══ ENTRIES SHOWN
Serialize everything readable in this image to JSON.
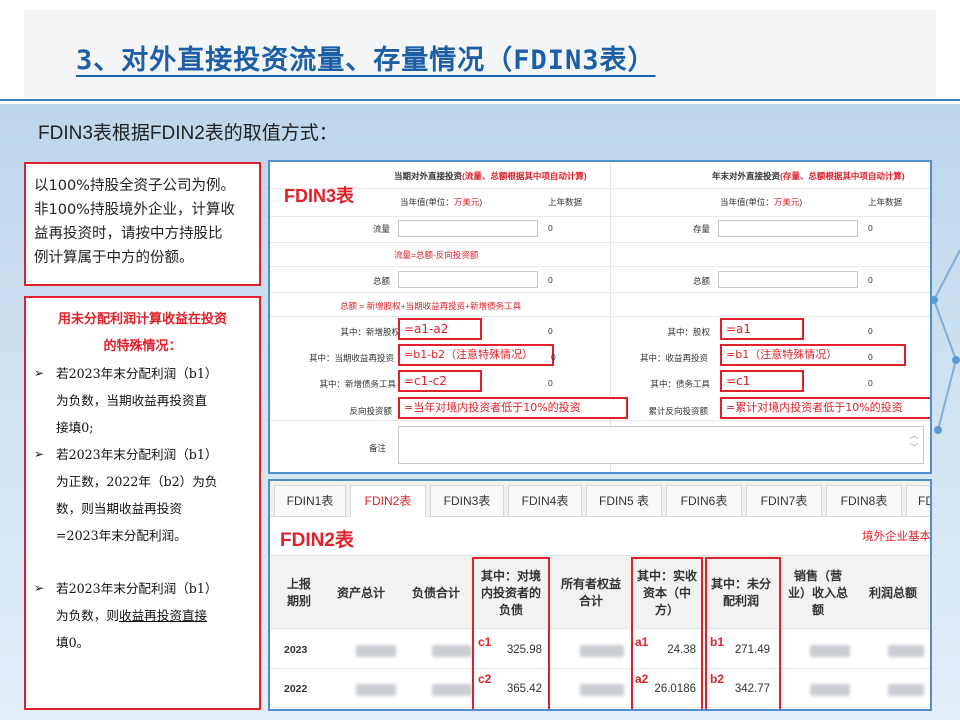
{
  "slide": {
    "title": "3、对外直接投资流量、存量情况（FDIN3表）",
    "subtitle": "FDIN3表根据FDIN2表的取值方式："
  },
  "note1": {
    "lines": [
      "以100%持股全资子公司为例。",
      "非100%持股境外企业，计算收",
      "益再投资时，请按中方持股比",
      "例计算属于中方的份额。"
    ]
  },
  "note2": {
    "head1": "用未分配利润计算收益在投资",
    "head2": "的特殊情况：",
    "bullet": "➢",
    "b1_lines": [
      "若2023年末分配利润（b1）",
      "为负数，当期收益再投资直",
      "接填0;"
    ],
    "b2_lines": [
      "若2023年末分配利润（b1）",
      "为正数，2022年（b2）为负",
      "数，则当期收益再投资",
      "=2023年末分配利润。"
    ],
    "b3_line1": "若2023年末分配利润（b1）",
    "b3_line2_pre": "为负数，则",
    "b3_line2_u": "收益再投资直接",
    "b3_line3": "填0。"
  },
  "fdin3": {
    "label": "FDIN3表",
    "left_header": {
      "pre": "当期对外直接投资",
      "red": "(流量、总额根据其中项自动计算)"
    },
    "right_header": {
      "pre": "年末对外直接投资",
      "red": "(存量、总额根据其中项自动计算)"
    },
    "col_cur_pre": "当年值(单位：",
    "col_cur_unit": "万美元",
    "col_cur_post": ")",
    "col_prev": "上年数据",
    "zero": "0",
    "left_rows": {
      "flow": "流量",
      "flow_note": "流量=总额-反向投资额",
      "total": "总额",
      "total_note": "总额 = 新增股权+当期收益再投资+新增债务工具",
      "equity": "其中：新增股权",
      "reinvest": "其中：当期收益再投资",
      "debt": "其中：新增债务工具",
      "reverse": "反向投资额"
    },
    "right_rows": {
      "stock": "存量",
      "total": "总额",
      "equity": "其中：股权",
      "reinvest": "其中：收益再投资",
      "debt": "其中：债务工具",
      "reverse": "累计反向投资额"
    },
    "remark": "备注",
    "formulas": {
      "l_equity": "=a1-a2",
      "l_reinvest": "=b1-b2（注意特殊情况）",
      "l_debt": "=c1-c2",
      "l_reverse": "=当年对境内投资者低于10%的投资",
      "r_equity": "=a1",
      "r_reinvest": "=b1（注意特殊情况）",
      "r_debt": "=c1",
      "r_reverse": "=累计对境内投资者低于10%的投资"
    },
    "scroll_up": "︿",
    "scroll_down": "﹀"
  },
  "fdin2": {
    "tabs": [
      "FDIN1表",
      "FDIN2表",
      "FDIN3表",
      "FDIN4表",
      "FDIN5 表",
      "FDIN6表",
      "FDIN7表",
      "FDIN8表",
      "FD"
    ],
    "active_tab": 1,
    "label": "FDIN2表",
    "right_text": "境外企业基本",
    "headers": {
      "period": [
        "上报",
        "期别"
      ],
      "assets": "资产总计",
      "liab": "负债合计",
      "debt_domestic": [
        "其中：对境",
        "内投资者的",
        "负债"
      ],
      "equity": [
        "所有者权益",
        "合计"
      ],
      "paidin": [
        "其中：实收",
        "资本（中",
        "方）"
      ],
      "retained": [
        "其中：未分",
        "配利润"
      ],
      "sales": [
        "销售（营",
        "业）收入总",
        "额"
      ],
      "profit": "利润总额"
    },
    "rows": [
      {
        "year": "2023",
        "c_tag": "c1",
        "c_val": "325.98",
        "a_tag": "a1",
        "a_val": "24.38",
        "b_tag": "b1",
        "b_val": "271.49"
      },
      {
        "year": "2022",
        "c_tag": "c2",
        "c_val": "365.42",
        "a_tag": "a2",
        "a_val": "26.0186",
        "b_tag": "b2",
        "b_val": "342.77"
      }
    ]
  },
  "colors": {
    "accent_red": "#e0202a",
    "title_blue": "#1d5fa6",
    "frame_blue": "#4f8fca"
  }
}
════
_WORK INSTRUCTIONS:_ Copy the entries above faithfully and omit every image.

_ANSWER FOR THE TASK:_
Serialize everything readable in this image to JSON.
{
  "slide": {
    "title": "3、对外直接投资流量、存量情况（FDIN3表）",
    "subtitle": "FDIN3表根据FDIN2表的取值方式："
  },
  "note1": {
    "lines": [
      "以100%持股全资子公司为例。",
      "非100%持股境外企业，计算收",
      "益再投资时，请按中方持股比",
      "例计算属于中方的份额。"
    ]
  },
  "note2": {
    "head1": "用未分配利润计算收益在投资",
    "head2": "的特殊情况：",
    "bullet": "➢",
    "b1_lines": [
      "若2023年末分配利润（b1）",
      "为负数，当期收益再投资直",
      "接填0;"
    ],
    "b2_lines": [
      "若2023年末分配利润（b1）",
      "为正数，2022年（b2）为负",
      "数，则当期收益再投资",
      "=2023年末分配利润。"
    ],
    "b3_line1": "若2023年末分配利润（b1）",
    "b3_line2_pre": "为负数，则",
    "b3_line2_u": "收益再投资直接",
    "b3_line3": "填0。"
  },
  "fdin3": {
    "label": "FDIN3表",
    "left_header": {
      "pre": "当期对外直接投资",
      "red": "(流量、总额根据其中项自动计算)"
    },
    "right_header": {
      "pre": "年末对外直接投资",
      "red": "(存量、总额根据其中项自动计算)"
    },
    "col_cur_pre": "当年值(单位：",
    "col_cur_unit": "万美元",
    "col_cur_post": ")",
    "col_prev": "上年数据",
    "zero": "0",
    "left_rows": {
      "flow": "流量",
      "flow_note": "流量=总额-反向投资额",
      "total": "总额",
      "total_note": "总额 = 新增股权+当期收益再投资+新增债务工具",
      "equity": "其中：新增股权",
      "reinvest": "其中：当期收益再投资",
      "debt": "其中：新增债务工具",
      "reverse": "反向投资额"
    },
    "right_rows": {
      "stock": "存量",
      "total": "总额",
      "equity": "其中：股权",
      "reinvest": "其中：收益再投资",
      "debt": "其中：债务工具",
      "reverse": "累计反向投资额"
    },
    "remark": "备注",
    "formulas": {
      "l_equity": "=a1-a2",
      "l_reinvest": "=b1-b2（注意特殊情况）",
      "l_debt": "=c1-c2",
      "l_reverse": "=当年对境内投资者低于10%的投资",
      "r_equity": "=a1",
      "r_reinvest": "=b1（注意特殊情况）",
      "r_debt": "=c1",
      "r_reverse": "=累计对境内投资者低于10%的投资"
    },
    "scroll_up": "︿",
    "scroll_down": "﹀"
  },
  "fdin2": {
    "tabs": [
      "FDIN1表",
      "FDIN2表",
      "FDIN3表",
      "FDIN4表",
      "FDIN5 表",
      "FDIN6表",
      "FDIN7表",
      "FDIN8表",
      "FD"
    ],
    "active_tab": 1,
    "label": "FDIN2表",
    "right_text": "境外企业基本",
    "headers": {
      "period": [
        "上报",
        "期别"
      ],
      "assets": "资产总计",
      "liab": "负债合计",
      "debt_domestic": [
        "其中：对境",
        "内投资者的",
        "负债"
      ],
      "equity": [
        "所有者权益",
        "合计"
      ],
      "paidin": [
        "其中：实收",
        "资本（中",
        "方）"
      ],
      "retained": [
        "其中：未分",
        "配利润"
      ],
      "sales": [
        "销售（营",
        "业）收入总",
        "额"
      ],
      "profit": "利润总额"
    },
    "rows": [
      {
        "year": "2023",
        "c_tag": "c1",
        "c_val": "325.98",
        "a_tag": "a1",
        "a_val": "24.38",
        "b_tag": "b1",
        "b_val": "271.49"
      },
      {
        "year": "2022",
        "c_tag": "c2",
        "c_val": "365.42",
        "a_tag": "a2",
        "a_val": "26.0186",
        "b_tag": "b2",
        "b_val": "342.77"
      }
    ]
  },
  "colors": {
    "accent_red": "#e0202a",
    "title_blue": "#1d5fa6",
    "frame_blue": "#4f8fca"
  }
}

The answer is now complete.